Items >>
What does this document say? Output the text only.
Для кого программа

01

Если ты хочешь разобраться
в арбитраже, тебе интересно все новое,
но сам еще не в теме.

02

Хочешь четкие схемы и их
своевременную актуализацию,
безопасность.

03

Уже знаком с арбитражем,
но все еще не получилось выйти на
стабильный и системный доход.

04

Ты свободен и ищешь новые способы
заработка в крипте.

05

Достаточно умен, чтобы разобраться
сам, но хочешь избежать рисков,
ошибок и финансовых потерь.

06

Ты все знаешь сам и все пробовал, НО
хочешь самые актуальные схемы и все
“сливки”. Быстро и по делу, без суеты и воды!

Direction >>
From the data above, extract every line in its exact form.

Full output >>
What does this document say? Output the text only.
Для кого программа

01

Если ты хочешь разобраться
в арбитраже, тебе интересно все новое,
но сам еще не в теме.

02

Хочешь четкие схемы и их
своевременную актуализацию,
безопасность.

03

Уже знаком с арбитражем,
но все еще не получилось выйти на
стабильный и системный доход.

04

Ты свободен и ищешь новые способы
заработка в крипте.

05

Достаточно умен, чтобы разобраться
сам, но хочешь избежать рисков,
ошибок и финансовых потерь.

06

Ты все знаешь сам и все пробовал, НО
хочешь самые актуальные схемы и все
“сливки”. Быстро и по делу, без суеты и воды!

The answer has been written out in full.